• [Given request]: Read the material below and count the lines holding the string "Considera". Give that count with nothing added.

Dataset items

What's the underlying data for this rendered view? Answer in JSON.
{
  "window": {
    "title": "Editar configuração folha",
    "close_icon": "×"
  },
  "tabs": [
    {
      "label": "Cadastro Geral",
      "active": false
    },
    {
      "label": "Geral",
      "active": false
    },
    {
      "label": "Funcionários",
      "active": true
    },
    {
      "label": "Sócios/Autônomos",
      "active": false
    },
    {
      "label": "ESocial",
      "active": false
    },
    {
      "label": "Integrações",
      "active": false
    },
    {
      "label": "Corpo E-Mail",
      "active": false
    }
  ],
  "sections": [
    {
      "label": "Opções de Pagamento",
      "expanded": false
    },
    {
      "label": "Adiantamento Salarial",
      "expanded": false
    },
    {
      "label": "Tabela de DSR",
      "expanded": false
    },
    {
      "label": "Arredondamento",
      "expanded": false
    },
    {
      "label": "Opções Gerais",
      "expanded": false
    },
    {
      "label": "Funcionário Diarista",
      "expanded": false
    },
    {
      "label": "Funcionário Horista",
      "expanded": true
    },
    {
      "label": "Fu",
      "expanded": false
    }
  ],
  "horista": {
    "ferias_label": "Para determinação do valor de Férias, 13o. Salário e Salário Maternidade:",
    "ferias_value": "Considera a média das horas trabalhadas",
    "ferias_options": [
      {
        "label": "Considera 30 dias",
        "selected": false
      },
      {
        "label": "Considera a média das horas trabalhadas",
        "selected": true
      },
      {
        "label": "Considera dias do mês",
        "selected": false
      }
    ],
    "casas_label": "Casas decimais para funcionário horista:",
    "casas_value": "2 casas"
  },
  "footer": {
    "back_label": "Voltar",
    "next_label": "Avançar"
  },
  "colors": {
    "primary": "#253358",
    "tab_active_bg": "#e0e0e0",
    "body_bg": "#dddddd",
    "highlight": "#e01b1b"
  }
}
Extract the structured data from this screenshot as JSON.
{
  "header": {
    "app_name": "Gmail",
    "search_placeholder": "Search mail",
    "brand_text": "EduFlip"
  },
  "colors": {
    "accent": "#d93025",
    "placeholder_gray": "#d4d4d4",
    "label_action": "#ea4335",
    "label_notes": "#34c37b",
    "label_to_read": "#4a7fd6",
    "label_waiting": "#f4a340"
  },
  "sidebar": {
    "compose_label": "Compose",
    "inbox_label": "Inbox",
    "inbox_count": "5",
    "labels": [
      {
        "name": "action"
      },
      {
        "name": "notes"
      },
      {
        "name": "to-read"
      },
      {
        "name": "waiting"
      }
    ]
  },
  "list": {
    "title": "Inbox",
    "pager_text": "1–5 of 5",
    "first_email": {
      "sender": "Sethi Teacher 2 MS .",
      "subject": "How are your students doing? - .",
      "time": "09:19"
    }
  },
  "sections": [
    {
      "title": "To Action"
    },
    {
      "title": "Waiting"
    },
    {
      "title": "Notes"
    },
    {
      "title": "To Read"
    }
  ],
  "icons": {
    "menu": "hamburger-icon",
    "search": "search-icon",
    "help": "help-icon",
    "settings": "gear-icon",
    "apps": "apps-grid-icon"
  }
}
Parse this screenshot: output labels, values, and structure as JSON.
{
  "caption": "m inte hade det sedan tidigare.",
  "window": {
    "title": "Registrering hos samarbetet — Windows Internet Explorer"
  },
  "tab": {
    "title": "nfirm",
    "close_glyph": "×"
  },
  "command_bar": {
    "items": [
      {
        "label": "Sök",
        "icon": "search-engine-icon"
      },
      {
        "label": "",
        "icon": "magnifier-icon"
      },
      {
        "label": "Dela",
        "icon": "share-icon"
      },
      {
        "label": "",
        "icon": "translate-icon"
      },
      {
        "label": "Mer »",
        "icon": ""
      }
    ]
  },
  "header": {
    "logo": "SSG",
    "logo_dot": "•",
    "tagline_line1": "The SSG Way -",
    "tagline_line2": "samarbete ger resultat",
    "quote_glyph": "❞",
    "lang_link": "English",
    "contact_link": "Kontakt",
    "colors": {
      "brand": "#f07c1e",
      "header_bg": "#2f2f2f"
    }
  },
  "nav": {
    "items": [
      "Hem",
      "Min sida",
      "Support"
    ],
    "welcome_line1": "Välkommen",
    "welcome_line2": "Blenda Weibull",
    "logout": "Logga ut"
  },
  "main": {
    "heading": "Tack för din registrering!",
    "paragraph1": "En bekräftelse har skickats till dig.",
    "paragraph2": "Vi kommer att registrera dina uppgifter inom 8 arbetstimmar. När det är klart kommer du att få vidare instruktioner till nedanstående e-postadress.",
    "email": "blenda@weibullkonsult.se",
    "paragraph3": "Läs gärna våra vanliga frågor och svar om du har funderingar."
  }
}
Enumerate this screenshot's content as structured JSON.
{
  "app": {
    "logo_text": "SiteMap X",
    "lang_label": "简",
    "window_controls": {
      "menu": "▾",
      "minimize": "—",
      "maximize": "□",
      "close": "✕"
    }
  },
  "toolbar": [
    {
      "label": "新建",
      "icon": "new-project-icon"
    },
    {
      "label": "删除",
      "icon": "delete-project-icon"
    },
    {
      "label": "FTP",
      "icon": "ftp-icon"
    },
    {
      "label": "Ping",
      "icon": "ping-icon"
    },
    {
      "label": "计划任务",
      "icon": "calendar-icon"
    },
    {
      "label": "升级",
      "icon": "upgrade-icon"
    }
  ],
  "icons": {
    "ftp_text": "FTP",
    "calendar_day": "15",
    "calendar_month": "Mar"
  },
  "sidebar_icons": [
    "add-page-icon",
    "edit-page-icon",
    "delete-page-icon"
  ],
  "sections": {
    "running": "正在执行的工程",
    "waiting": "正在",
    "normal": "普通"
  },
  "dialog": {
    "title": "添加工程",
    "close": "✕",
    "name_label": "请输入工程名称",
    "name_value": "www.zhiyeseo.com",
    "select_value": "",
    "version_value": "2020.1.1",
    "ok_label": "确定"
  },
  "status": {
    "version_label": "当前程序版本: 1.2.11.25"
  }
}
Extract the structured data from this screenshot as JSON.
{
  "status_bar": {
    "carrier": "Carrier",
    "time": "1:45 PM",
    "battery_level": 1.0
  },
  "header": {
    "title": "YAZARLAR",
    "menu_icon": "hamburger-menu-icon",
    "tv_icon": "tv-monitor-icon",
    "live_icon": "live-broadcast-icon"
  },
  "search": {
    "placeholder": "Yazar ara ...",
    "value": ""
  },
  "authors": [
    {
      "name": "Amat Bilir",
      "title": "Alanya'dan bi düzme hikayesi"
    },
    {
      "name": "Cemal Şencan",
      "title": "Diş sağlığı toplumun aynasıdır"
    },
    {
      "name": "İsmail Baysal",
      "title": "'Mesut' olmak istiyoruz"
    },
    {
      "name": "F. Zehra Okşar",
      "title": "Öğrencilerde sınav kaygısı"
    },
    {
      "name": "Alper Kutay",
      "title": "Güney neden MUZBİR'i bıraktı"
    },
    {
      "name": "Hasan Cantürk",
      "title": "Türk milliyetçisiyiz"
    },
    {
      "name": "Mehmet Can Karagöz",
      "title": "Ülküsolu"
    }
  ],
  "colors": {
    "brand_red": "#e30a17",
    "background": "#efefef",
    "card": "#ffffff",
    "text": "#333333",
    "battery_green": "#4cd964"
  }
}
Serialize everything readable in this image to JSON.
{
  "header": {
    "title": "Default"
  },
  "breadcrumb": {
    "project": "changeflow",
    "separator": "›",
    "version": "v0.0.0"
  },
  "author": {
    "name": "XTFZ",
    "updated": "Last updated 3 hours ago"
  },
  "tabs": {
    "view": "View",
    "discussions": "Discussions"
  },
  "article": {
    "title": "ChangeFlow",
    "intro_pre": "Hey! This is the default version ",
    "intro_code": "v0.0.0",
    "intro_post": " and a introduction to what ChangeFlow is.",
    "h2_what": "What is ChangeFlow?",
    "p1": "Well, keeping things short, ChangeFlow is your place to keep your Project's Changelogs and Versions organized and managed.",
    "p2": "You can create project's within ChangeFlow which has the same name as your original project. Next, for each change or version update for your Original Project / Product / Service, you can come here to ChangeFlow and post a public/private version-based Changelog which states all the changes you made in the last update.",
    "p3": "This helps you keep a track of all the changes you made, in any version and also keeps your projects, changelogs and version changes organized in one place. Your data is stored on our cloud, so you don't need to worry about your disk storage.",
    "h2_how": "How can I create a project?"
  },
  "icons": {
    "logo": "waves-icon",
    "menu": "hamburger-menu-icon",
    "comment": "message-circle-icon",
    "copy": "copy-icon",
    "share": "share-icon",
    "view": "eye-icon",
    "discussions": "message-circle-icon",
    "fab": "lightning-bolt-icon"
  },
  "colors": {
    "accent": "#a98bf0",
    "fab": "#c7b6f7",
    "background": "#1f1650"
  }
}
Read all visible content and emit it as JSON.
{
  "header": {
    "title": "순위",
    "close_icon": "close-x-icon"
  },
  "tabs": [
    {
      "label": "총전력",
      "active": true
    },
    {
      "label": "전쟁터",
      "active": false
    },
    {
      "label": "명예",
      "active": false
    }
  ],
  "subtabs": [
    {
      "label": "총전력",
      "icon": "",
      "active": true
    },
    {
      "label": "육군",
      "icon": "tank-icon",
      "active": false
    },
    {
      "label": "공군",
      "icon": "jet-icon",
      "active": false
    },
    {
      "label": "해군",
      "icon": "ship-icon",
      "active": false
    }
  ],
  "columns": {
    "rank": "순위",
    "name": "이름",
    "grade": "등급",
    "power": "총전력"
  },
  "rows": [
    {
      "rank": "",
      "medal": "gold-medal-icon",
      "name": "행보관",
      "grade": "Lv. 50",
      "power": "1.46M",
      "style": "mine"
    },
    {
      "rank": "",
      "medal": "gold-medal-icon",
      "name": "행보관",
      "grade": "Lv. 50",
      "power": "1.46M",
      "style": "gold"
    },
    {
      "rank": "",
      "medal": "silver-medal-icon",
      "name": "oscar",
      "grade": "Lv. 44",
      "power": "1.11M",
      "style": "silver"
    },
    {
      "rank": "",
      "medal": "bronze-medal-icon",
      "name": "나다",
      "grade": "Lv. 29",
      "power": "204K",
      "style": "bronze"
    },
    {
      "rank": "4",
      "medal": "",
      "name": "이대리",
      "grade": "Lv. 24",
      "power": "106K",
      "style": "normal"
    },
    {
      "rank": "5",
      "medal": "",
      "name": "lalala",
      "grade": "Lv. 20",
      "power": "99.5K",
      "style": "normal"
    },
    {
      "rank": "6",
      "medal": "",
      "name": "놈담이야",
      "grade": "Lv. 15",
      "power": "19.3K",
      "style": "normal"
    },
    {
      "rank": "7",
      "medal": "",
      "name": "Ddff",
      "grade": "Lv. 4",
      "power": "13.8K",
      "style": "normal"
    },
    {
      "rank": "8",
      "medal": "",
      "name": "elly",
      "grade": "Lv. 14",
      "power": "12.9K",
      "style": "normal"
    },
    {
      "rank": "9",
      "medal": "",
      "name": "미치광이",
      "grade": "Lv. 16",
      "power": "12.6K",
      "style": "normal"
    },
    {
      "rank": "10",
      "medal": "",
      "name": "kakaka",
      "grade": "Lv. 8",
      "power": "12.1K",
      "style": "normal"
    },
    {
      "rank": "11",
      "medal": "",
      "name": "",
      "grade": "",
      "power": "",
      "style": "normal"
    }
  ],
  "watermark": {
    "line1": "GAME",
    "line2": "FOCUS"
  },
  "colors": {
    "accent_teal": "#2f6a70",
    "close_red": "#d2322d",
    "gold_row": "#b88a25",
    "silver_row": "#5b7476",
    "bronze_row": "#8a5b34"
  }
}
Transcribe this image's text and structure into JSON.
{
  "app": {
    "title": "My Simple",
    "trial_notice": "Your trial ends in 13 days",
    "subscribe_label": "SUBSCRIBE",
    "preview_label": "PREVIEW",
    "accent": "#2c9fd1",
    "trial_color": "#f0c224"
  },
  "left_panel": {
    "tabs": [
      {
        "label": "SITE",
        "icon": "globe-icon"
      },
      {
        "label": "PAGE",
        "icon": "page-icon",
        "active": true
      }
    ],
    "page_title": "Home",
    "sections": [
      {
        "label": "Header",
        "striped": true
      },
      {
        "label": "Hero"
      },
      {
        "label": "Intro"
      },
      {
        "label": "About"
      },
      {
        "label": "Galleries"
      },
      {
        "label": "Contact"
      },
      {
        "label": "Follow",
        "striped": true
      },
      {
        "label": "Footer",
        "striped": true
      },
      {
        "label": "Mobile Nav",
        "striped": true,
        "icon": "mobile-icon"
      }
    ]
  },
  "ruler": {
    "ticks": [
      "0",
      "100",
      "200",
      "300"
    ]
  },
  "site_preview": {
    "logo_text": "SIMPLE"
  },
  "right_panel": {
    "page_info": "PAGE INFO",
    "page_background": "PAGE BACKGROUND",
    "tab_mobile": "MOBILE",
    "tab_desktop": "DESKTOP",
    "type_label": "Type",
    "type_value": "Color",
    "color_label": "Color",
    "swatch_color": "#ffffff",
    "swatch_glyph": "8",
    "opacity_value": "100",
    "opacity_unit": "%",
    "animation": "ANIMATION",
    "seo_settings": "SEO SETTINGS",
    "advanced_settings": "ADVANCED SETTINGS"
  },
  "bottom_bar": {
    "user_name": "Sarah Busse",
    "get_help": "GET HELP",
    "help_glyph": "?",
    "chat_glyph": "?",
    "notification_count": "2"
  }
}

• [Result of the exercise]: 4